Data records
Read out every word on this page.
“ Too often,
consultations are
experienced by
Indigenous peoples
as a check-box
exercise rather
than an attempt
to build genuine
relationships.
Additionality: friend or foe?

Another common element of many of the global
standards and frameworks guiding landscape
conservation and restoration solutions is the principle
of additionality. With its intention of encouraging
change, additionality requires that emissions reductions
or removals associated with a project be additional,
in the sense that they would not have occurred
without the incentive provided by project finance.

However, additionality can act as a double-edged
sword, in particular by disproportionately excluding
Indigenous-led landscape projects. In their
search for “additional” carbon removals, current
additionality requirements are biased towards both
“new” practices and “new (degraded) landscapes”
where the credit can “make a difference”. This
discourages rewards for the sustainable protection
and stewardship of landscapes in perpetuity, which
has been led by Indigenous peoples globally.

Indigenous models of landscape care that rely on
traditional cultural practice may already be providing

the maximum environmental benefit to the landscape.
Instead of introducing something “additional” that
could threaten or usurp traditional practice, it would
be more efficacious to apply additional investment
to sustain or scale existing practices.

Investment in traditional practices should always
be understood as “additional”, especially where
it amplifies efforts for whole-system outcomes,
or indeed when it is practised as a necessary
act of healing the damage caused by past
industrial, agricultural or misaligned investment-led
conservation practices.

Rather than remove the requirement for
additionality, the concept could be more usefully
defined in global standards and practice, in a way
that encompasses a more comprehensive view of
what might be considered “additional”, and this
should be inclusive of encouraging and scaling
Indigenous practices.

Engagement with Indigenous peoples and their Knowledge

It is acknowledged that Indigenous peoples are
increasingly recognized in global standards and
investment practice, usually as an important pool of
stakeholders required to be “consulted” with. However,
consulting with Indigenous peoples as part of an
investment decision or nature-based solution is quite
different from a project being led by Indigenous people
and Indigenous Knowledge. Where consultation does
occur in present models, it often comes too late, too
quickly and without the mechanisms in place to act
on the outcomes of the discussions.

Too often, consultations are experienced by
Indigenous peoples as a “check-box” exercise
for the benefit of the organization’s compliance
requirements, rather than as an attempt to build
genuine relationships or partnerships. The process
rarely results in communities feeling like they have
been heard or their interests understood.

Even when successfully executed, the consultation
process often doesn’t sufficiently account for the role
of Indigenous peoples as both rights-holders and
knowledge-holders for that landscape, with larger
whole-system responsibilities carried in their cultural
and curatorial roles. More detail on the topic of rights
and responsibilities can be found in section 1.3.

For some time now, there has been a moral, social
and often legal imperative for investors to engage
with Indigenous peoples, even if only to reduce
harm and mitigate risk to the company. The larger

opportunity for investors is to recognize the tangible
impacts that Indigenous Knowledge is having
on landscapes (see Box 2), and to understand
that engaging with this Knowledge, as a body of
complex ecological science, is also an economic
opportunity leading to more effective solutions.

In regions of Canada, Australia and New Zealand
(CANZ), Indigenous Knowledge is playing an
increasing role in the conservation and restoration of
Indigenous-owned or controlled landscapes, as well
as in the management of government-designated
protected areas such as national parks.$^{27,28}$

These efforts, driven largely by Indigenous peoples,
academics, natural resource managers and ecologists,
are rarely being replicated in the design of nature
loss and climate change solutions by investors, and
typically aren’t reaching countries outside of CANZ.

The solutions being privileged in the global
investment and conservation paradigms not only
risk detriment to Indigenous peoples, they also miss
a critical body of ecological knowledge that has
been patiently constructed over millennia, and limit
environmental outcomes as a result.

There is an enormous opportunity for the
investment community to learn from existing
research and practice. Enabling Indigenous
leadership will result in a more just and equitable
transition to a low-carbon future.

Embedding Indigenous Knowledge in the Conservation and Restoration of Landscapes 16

Description of the task
Each line in the entries above that includes the string "been" should be extracted.

The result
has been led by Indigenous peoples globally.
been heard or their interests understood.
For some time now, there has been a moral, social
been patiently constructed over millennia, and limit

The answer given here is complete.